=== Supplied records ===

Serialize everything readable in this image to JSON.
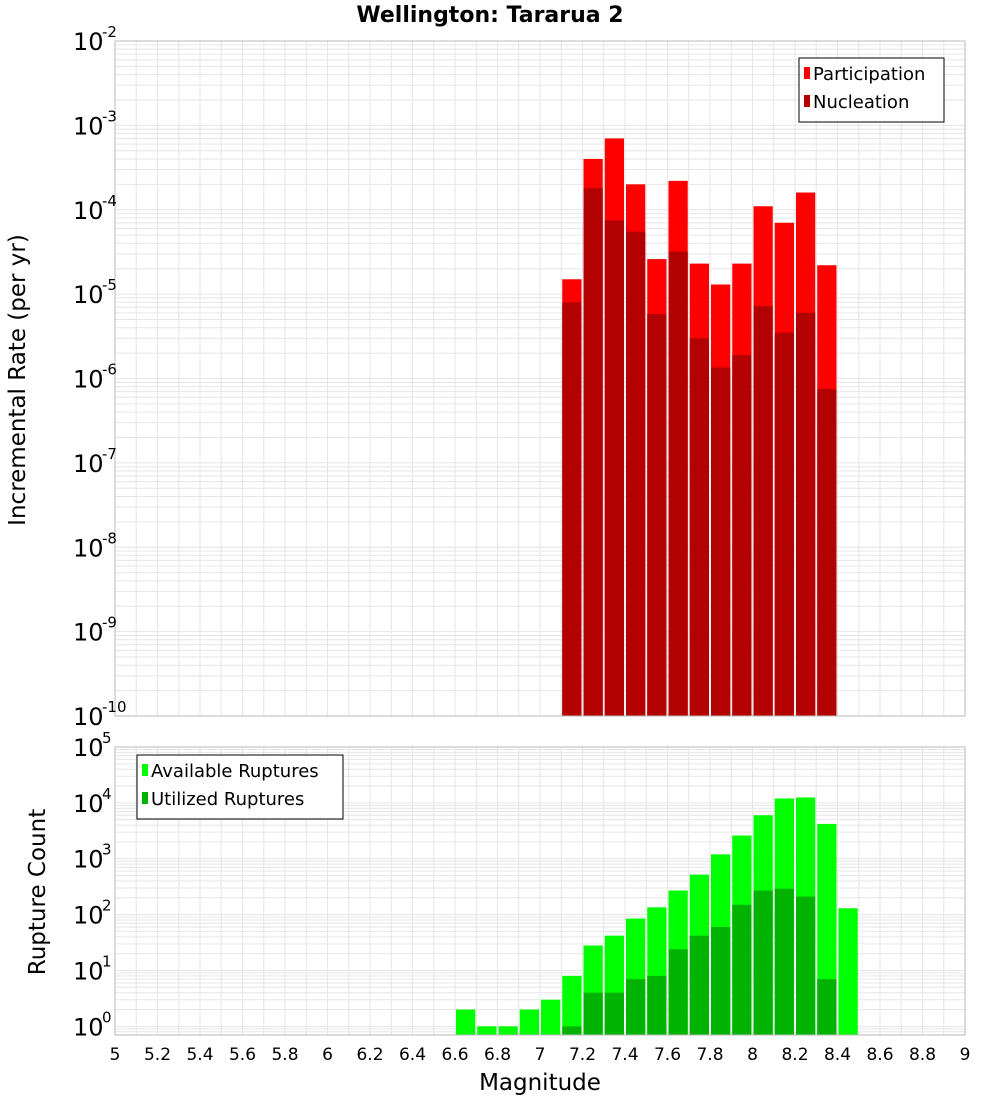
{
  "chart_data": [
    {
      "type": "bar",
      "title": "Wellington: Tararua 2",
      "ylabel": "Incremental Rate (per yr)",
      "xlabel": "",
      "xlim": [
        5,
        9
      ],
      "ylim": [
        1e-10,
        0.01
      ],
      "yscale": "log",
      "bin_width": 0.1,
      "y_ticks": [
        "10^-10",
        "10^-9",
        "10^-8",
        "10^-7",
        "10^-6",
        "10^-5",
        "10^-4",
        "10^-3",
        "10^-2"
      ],
      "grid": true,
      "legend_position": "top-right",
      "x": [
        7.15,
        7.25,
        7.35,
        7.45,
        7.55,
        7.65,
        7.75,
        7.85,
        7.95,
        8.05,
        8.15,
        8.25,
        8.35
      ],
      "series": [
        {
          "name": "Participation",
          "color": "#ff0000",
          "values": [
            1.5e-05,
            0.0004,
            0.0007,
            0.0002,
            2.6e-05,
            0.00022,
            2.3e-05,
            1.3e-05,
            2.3e-05,
            0.00011,
            7e-05,
            0.00016,
            2.2e-05
          ]
        },
        {
          "name": "Nucleation",
          "color": "#b30000",
          "values": [
            8e-06,
            0.00018,
            7.5e-05,
            5.5e-05,
            5.8e-06,
            3.2e-05,
            3e-06,
            1.35e-06,
            1.9e-06,
            7.2e-06,
            3.5e-06,
            6e-06,
            7.5e-07
          ]
        }
      ]
    },
    {
      "type": "bar",
      "title": "",
      "ylabel": "Rupture Count",
      "xlabel": "Magnitude",
      "xlim": [
        5,
        9
      ],
      "ylim": [
        0.7,
        100000.0
      ],
      "yscale": "log",
      "bin_width": 0.1,
      "x_ticks": [
        "5",
        "5.2",
        "5.4",
        "5.6",
        "5.8",
        "6",
        "6.2",
        "6.4",
        "6.6",
        "6.8",
        "7",
        "7.2",
        "7.4",
        "7.6",
        "7.8",
        "8",
        "8.2",
        "8.4",
        "8.6",
        "8.8",
        "9"
      ],
      "y_ticks": [
        "10^0",
        "10^1",
        "10^2",
        "10^3",
        "10^4",
        "10^5"
      ],
      "grid": true,
      "legend_position": "top-left",
      "x": [
        6.65,
        6.75,
        6.85,
        6.95,
        7.05,
        7.15,
        7.25,
        7.35,
        7.45,
        7.55,
        7.65,
        7.75,
        7.85,
        7.95,
        8.05,
        8.15,
        8.25,
        8.35,
        8.45
      ],
      "series": [
        {
          "name": "Available Ruptures",
          "color": "#00ff00",
          "values": [
            2,
            1,
            1,
            2,
            3,
            8,
            28,
            42,
            85,
            135,
            270,
            520,
            1200,
            2600,
            6000,
            12000,
            12500,
            4200,
            130
          ]
        },
        {
          "name": "Utilized Ruptures",
          "color": "#00b300",
          "values": [
            0,
            0,
            0,
            0,
            0,
            1,
            4,
            4,
            7,
            8,
            24,
            42,
            60,
            150,
            270,
            290,
            210,
            7,
            0
          ]
        }
      ]
    }
  ]
}
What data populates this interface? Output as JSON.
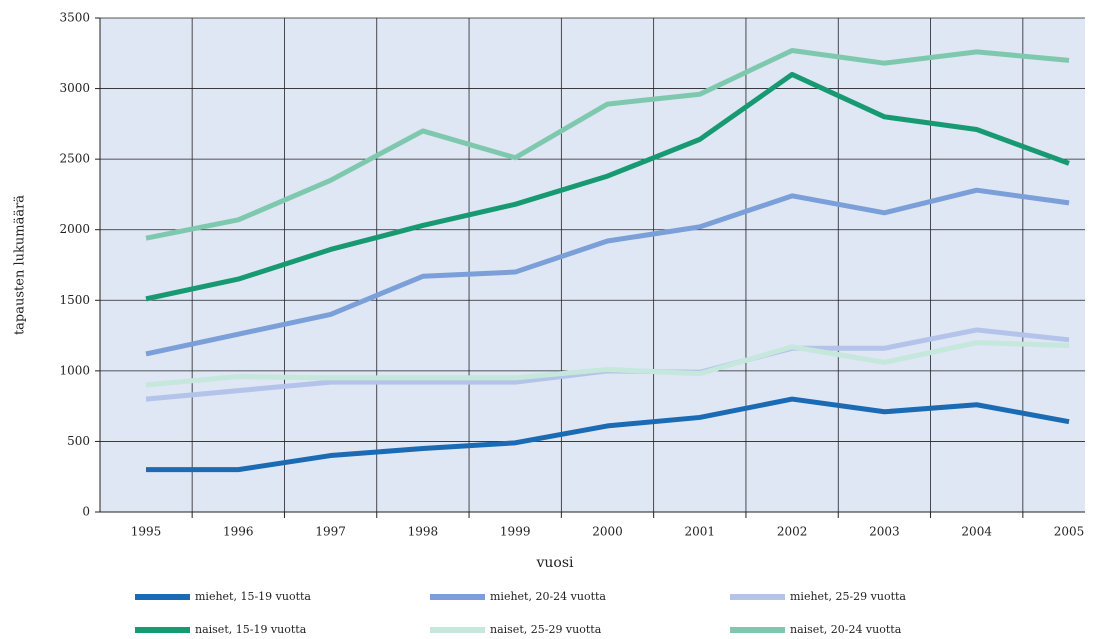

===

Objective >>
Scan the material above for the word "ylabel". Copy each line where it occurs.

Answer to this exercise >>
      "ylabel": "Incremental Rate (per yr)",
      "ylabel": "Rupture Count",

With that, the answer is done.